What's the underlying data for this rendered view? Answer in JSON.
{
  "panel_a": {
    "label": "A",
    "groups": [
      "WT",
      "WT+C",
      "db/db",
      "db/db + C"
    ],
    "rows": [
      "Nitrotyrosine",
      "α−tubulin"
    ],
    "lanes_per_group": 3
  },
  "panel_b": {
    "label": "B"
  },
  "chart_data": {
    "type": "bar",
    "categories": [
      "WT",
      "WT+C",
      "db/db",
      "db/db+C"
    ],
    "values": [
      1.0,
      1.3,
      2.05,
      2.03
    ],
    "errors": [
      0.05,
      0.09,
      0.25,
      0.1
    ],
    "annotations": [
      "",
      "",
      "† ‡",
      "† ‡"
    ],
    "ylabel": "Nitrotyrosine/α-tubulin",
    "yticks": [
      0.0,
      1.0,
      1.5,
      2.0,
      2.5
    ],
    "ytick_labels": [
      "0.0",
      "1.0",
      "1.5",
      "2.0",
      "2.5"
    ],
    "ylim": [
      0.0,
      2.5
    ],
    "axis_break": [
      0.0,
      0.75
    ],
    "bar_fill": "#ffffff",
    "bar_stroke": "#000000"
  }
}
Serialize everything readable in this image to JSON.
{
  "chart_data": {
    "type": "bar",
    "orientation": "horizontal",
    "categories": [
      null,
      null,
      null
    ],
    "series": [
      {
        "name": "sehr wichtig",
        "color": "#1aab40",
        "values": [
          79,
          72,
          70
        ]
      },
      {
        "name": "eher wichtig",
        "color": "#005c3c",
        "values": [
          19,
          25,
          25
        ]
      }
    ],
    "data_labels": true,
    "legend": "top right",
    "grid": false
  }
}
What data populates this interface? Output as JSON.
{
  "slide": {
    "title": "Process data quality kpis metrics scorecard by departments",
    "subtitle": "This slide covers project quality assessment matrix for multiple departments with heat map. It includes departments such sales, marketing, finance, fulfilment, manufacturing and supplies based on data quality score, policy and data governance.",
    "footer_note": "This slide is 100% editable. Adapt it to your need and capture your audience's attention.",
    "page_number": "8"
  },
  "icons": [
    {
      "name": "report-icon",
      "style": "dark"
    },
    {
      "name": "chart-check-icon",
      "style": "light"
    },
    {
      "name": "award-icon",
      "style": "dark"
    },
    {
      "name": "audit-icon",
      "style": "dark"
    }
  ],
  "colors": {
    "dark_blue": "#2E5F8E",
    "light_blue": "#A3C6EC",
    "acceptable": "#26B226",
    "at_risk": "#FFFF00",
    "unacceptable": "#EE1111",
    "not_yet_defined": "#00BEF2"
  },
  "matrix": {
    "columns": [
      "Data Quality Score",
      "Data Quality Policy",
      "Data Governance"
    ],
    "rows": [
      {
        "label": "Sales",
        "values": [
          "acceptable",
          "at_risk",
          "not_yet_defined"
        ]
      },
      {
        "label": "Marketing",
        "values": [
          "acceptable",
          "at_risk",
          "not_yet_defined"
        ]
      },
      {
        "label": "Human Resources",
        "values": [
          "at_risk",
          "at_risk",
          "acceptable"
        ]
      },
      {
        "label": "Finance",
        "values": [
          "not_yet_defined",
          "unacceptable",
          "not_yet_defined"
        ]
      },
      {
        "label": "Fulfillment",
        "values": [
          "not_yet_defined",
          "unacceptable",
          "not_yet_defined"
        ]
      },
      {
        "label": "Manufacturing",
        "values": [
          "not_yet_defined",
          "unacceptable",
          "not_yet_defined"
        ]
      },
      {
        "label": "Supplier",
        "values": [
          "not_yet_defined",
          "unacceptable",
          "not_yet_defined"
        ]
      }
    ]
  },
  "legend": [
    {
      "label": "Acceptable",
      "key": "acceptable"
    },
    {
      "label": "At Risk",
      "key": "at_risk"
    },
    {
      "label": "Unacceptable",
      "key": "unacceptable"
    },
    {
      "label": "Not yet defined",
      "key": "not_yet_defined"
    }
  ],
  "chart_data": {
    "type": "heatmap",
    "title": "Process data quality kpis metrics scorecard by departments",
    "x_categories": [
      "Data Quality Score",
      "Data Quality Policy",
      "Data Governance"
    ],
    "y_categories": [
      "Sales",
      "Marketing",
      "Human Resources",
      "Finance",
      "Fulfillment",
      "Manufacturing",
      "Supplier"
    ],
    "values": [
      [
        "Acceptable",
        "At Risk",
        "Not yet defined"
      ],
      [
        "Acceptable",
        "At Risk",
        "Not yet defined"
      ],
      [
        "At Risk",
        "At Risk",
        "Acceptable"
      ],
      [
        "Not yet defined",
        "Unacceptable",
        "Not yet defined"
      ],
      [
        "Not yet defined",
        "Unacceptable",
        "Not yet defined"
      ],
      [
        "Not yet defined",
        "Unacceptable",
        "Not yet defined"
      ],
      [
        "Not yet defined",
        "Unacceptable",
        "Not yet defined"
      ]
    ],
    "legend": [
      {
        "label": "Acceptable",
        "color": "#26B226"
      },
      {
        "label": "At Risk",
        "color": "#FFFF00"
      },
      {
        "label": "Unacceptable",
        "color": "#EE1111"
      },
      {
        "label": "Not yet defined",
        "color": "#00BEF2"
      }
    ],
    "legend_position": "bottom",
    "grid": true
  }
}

◆ ◆ ◆ ◆

- **REQUEST**
Copy the entries above exactly, leaving none out.

- **EXPECTED ANSWER**
What's the underlying data for this rendered view? Answer in JSON.
{
  "panel_a": {
    "label": "A",
    "groups": [
      "WT",
      "WT+C",
      "db/db",
      "db/db + C"
    ],
    "rows": [
      "Nitrotyrosine",
      "α−tubulin"
    ],
    "lanes_per_group": 3
  },
  "panel_b": {
    "label": "B"
  },
  "chart_data": {
    "type": "bar",
    "categories": [
      "WT",
      "WT+C",
      "db/db",
      "db/db+C"
    ],
    "values": [
      1.0,
      1.3,
      2.05,
      2.03
    ],
    "errors": [
      0.05,
      0.09,
      0.25,
      0.1
    ],
    "annotations": [
      "",
      "",
      "† ‡",
      "† ‡"
    ],
    "ylabel": "Nitrotyrosine/α-tubulin",
    "yticks": [
      0.0,
      1.0,
      1.5,
      2.0,
      2.5
    ],
    "ytick_labels": [
      "0.0",
      "1.0",
      "1.5",
      "2.0",
      "2.5"
    ],
    "ylim": [
      0.0,
      2.5
    ],
    "axis_break": [
      0.0,
      0.75
    ],
    "bar_fill": "#ffffff",
    "bar_stroke": "#000000"
  }
}
Serialize everything readable in this image to JSON.
{
  "chart_data": {
    "type": "bar",
    "orientation": "horizontal",
    "categories": [
      null,
      null,
      null
    ],
    "series": [
      {
        "name": "sehr wichtig",
        "color": "#1aab40",
        "values": [
          79,
          72,
          70
        ]
      },
      {
        "name": "eher wichtig",
        "color": "#005c3c",
        "values": [
          19,
          25,
          25
        ]
      }
    ],
    "data_labels": true,
    "legend": "top right",
    "grid": false
  }
}
What data populates this interface? Output as JSON.
{
  "slide": {
    "title": "Process data quality kpis metrics scorecard by departments",
    "subtitle": "This slide covers project quality assessment matrix for multiple departments with heat map. It includes departments such sales, marketing, finance, fulfilment, manufacturing and supplies based on data quality score, policy and data governance.",
    "footer_note": "This slide is 100% editable. Adapt it to your need and capture your audience's attention.",
    "page_number": "8"
  },
  "icons": [
    {
      "name": "report-icon",
      "style": "dark"
    },
    {
      "name": "chart-check-icon",
      "style": "light"
    },
    {
      "name": "award-icon",
      "style": "dark"
    },
    {
      "name": "audit-icon",
      "style": "dark"
    }
  ],
  "colors": {
    "dark_blue": "#2E5F8E",
    "light_blue": "#A3C6EC",
    "acceptable": "#26B226",
    "at_risk": "#FFFF00",
    "unacceptable": "#EE1111",
    "not_yet_defined": "#00BEF2"
  },
  "matrix": {
    "columns": [
      "Data Quality Score",
      "Data Quality Policy",
      "Data Governance"
    ],
    "rows": [
      {
        "label": "Sales",
        "values": [
          "acceptable",
          "at_risk",
          "not_yet_defined"
        ]
      },
      {
        "label": "Marketing",
        "values": [
          "acceptable",
          "at_risk",
          "not_yet_defined"
        ]
      },
      {
        "label": "Human Resources",
        "values": [
          "at_risk",
          "at_risk",
          "acceptable"
        ]
      },
      {
        "label": "Finance",
        "values": [
          "not_yet_defined",
          "unacceptable",
          "not_yet_defined"
        ]
      },
      {
        "label": "Fulfillment",
        "values": [
          "not_yet_defined",
          "unacceptable",
          "not_yet_defined"
        ]
      },
      {
        "label": "Manufacturing",
        "values": [
          "not_yet_defined",
          "unacceptable",
          "not_yet_defined"
        ]
      },
      {
        "label": "Supplier",
        "values": [
          "not_yet_defined",
          "unacceptable",
          "not_yet_defined"
        ]
      }
    ]
  },
  "legend": [
    {
      "label": "Acceptable",
      "key": "acceptable"
    },
    {
      "label": "At Risk",
      "key": "at_risk"
    },
    {
      "label": "Unacceptable",
      "key": "unacceptable"
    },
    {
      "label": "Not yet defined",
      "key": "not_yet_defined"
    }
  ],
  "chart_data": {
    "type": "heatmap",
    "title": "Process data quality kpis metrics scorecard by departments",
    "x_categories": [
      "Data Quality Score",
      "Data Quality Policy",
      "Data Governance"
    ],
    "y_categories": [
      "Sales",
      "Marketing",
      "Human Resources",
      "Finance",
      "Fulfillment",
      "Manufacturing",
      "Supplier"
    ],
    "values": [
      [
        "Acceptable",
        "At Risk",
        "Not yet defined"
      ],
      [
        "Acceptable",
        "At Risk",
        "Not yet defined"
      ],
      [
        "At Risk",
        "At Risk",
        "Acceptable"
      ],
      [
        "Not yet defined",
        "Unacceptable",
        "Not yet defined"
      ],
      [
        "Not yet defined",
        "Unacceptable",
        "Not yet defined"
      ],
      [
        "Not yet defined",
        "Unacceptable",
        "Not yet defined"
      ],
      [
        "Not yet defined",
        "Unacceptable",
        "Not yet defined"
      ]
    ],
    "legend": [
      {
        "label": "Acceptable",
        "color": "#26B226"
      },
      {
        "label": "At Risk",
        "color": "#FFFF00"
      },
      {
        "label": "Unacceptable",
        "color": "#EE1111"
      },
      {
        "label": "Not yet defined",
        "color": "#00BEF2"
      }
    ],
    "legend_position": "bottom",
    "grid": true
  }
}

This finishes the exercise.